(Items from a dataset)
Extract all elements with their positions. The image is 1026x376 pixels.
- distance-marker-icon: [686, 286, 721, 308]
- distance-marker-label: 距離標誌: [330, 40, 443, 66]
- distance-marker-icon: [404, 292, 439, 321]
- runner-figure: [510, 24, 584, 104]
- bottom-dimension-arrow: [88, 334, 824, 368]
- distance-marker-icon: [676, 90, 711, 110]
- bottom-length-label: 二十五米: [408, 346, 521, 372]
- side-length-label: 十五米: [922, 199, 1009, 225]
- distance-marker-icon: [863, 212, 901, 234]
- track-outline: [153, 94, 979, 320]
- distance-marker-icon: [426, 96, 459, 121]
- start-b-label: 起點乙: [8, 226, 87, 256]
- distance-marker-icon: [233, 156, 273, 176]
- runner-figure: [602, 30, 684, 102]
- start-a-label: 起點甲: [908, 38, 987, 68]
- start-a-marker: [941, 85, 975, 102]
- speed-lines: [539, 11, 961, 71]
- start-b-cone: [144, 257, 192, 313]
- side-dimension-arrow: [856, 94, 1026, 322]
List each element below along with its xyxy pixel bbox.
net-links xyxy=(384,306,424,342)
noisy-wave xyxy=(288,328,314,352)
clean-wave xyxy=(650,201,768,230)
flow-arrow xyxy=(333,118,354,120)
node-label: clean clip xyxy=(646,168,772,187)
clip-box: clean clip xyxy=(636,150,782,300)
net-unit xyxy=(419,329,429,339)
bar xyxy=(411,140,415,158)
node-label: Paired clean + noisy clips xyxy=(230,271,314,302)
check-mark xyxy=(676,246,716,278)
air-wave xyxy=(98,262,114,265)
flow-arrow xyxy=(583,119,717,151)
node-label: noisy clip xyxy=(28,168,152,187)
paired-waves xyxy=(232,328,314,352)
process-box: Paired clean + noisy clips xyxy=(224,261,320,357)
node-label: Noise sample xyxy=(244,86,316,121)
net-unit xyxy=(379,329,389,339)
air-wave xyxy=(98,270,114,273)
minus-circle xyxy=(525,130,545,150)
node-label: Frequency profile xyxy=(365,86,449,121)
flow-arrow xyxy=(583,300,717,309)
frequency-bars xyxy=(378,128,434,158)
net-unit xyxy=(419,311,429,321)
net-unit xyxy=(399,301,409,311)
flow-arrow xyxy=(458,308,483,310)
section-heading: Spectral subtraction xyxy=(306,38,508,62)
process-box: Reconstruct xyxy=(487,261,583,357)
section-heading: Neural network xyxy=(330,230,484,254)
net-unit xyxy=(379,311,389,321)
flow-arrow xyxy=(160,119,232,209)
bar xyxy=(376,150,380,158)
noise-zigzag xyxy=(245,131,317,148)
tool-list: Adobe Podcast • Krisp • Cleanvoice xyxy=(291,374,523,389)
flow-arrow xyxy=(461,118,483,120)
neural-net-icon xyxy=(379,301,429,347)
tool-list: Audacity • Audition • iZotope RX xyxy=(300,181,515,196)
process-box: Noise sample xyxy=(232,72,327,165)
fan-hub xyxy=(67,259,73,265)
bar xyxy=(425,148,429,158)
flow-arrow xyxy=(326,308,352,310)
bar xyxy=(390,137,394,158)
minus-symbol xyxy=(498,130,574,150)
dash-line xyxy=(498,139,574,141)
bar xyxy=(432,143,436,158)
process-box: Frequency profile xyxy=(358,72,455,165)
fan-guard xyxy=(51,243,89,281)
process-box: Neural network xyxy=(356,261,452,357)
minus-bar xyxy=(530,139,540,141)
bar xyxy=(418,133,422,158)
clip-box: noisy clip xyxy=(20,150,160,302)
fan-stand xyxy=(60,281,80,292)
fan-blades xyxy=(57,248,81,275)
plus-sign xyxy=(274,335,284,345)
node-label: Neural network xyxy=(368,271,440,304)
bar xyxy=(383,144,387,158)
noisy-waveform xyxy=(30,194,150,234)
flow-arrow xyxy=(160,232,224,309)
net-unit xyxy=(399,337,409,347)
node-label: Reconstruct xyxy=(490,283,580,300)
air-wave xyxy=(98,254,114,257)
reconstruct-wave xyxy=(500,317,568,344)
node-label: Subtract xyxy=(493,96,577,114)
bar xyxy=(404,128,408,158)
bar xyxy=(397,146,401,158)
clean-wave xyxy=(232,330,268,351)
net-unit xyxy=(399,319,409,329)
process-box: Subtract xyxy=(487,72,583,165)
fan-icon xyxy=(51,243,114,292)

• _Given request_
Render everything from the start of the records down to the line containing "- distance-marker-icon: [676, 90, 711, 110]" as a JSON list of strings, one string per line, leaving out blank lines.

• _Full output_
[
  "Extract all elements with their positions. The image is 1026x376 pixels.",
  "- distance-marker-icon: [686, 286, 721, 308]",
  "- distance-marker-label: 距離標誌: [330, 40, 443, 66]",
  "- distance-marker-icon: [404, 292, 439, 321]",
  "- runner-figure: [510, 24, 584, 104]",
  "- bottom-dimension-arrow: [88, 334, 824, 368]",
  "- distance-marker-icon: [676, 90, 711, 110]"
]